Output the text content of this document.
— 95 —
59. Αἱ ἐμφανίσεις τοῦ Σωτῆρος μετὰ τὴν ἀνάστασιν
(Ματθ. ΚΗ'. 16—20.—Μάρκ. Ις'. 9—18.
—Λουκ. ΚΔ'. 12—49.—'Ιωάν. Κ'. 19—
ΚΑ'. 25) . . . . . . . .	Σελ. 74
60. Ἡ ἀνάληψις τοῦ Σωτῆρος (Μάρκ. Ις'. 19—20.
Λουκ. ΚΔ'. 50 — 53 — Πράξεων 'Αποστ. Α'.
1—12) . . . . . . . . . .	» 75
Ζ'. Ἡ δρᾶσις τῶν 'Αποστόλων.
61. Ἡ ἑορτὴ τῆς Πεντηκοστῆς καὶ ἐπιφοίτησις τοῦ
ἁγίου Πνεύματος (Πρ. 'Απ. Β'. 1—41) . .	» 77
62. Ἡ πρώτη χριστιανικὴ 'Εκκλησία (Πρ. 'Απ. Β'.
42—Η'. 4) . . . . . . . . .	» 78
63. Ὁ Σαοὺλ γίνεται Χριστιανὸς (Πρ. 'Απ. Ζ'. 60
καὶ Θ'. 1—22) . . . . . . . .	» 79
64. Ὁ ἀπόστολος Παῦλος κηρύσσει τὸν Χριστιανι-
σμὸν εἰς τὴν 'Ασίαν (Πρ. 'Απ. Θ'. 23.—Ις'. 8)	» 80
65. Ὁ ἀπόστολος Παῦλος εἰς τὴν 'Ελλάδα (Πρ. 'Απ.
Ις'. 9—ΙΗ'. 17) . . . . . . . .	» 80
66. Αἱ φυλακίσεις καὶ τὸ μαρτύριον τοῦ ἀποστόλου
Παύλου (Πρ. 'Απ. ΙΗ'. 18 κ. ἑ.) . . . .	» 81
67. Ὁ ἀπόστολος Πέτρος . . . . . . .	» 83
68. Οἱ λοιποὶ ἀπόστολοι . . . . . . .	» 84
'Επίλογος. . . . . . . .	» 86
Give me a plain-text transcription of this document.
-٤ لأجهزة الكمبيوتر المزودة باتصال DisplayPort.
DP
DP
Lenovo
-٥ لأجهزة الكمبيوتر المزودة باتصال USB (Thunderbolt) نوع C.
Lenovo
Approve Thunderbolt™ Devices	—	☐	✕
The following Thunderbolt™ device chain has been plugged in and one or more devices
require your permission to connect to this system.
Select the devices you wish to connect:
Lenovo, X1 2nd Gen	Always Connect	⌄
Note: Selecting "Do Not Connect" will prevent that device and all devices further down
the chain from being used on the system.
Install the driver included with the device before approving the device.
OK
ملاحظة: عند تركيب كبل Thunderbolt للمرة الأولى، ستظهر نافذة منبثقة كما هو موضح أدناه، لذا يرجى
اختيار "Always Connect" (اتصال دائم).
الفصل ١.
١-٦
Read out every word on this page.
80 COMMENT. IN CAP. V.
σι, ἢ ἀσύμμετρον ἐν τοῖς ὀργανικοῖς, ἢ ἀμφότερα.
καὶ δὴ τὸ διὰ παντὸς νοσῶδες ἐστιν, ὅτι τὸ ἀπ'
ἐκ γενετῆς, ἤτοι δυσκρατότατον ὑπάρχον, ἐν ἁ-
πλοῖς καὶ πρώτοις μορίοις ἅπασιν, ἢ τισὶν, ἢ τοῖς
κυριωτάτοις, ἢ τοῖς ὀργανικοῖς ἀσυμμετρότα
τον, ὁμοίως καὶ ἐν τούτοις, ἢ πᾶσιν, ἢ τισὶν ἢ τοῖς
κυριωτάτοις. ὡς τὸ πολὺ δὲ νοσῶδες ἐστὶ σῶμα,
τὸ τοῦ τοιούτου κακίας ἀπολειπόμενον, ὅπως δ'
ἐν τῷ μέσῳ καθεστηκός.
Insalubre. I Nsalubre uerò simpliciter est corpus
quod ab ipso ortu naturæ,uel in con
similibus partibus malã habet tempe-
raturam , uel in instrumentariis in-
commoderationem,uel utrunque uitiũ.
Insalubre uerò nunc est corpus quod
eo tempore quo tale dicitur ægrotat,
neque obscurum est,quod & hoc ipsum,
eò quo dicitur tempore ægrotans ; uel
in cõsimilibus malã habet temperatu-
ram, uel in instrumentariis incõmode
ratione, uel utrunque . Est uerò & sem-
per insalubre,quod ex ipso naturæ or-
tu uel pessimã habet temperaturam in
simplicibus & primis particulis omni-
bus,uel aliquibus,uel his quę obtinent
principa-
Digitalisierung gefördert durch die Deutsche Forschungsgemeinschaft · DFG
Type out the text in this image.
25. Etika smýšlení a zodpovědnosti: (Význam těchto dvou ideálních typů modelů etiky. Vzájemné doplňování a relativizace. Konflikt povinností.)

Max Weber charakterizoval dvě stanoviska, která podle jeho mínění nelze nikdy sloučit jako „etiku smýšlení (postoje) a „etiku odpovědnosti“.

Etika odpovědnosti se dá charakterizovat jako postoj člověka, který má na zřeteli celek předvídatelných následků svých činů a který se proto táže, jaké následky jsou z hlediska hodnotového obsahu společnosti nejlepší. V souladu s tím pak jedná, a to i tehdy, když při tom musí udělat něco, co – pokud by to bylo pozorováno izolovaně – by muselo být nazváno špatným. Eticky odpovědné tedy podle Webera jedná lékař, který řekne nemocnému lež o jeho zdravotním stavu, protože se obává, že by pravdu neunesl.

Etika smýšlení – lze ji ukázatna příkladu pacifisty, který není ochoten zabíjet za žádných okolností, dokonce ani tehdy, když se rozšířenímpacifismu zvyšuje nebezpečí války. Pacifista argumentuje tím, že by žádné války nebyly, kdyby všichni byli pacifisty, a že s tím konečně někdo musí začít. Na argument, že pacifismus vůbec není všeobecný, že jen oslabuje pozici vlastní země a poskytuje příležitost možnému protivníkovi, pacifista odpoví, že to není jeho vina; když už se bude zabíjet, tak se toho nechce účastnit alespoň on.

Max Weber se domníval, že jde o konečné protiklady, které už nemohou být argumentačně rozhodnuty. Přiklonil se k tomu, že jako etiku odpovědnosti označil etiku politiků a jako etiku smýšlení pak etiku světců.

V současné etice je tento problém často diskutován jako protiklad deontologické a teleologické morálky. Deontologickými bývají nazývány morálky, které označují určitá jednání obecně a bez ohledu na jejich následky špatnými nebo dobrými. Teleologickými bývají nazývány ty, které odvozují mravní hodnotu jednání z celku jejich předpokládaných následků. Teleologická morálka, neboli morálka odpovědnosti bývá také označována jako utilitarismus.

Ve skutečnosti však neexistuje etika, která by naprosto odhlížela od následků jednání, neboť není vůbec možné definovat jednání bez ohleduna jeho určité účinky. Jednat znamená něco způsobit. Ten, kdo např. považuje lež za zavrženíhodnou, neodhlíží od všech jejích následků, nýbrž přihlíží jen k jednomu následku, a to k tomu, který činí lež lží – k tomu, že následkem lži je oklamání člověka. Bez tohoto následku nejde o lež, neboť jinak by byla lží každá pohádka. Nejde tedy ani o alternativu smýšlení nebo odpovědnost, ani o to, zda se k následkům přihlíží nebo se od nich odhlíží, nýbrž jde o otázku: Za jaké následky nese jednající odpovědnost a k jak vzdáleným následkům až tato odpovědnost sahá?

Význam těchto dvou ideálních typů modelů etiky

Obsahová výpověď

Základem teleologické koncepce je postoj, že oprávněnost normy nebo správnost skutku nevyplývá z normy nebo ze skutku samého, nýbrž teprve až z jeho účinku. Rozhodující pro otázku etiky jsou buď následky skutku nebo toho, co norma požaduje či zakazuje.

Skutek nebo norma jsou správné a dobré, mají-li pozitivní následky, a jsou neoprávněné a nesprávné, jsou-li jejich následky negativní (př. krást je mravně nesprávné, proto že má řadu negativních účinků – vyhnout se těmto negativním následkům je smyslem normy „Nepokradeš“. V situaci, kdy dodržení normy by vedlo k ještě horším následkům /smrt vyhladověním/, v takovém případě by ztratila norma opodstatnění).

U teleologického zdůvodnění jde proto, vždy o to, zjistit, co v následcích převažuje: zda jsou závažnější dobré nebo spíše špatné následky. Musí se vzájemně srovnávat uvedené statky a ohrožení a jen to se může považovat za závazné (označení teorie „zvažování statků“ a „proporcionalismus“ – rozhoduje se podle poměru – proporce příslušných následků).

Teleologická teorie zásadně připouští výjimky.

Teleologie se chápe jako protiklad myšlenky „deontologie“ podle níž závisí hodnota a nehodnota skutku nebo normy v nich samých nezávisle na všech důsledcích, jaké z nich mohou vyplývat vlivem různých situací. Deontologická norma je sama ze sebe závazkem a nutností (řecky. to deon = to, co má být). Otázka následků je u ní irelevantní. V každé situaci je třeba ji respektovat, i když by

# [WHAT IS EXPECTED]
Check the data for the word "لأجهزة" and pull out the lines that have it.

# [ANSWER TO THE PROBLEM]
-٤ لأجهزة الكمبيوتر المزودة باتصال DisplayPort.
-٥ لأجهزة الكمبيوتر المزودة باتصال USB (Thunderbolt) نوع C.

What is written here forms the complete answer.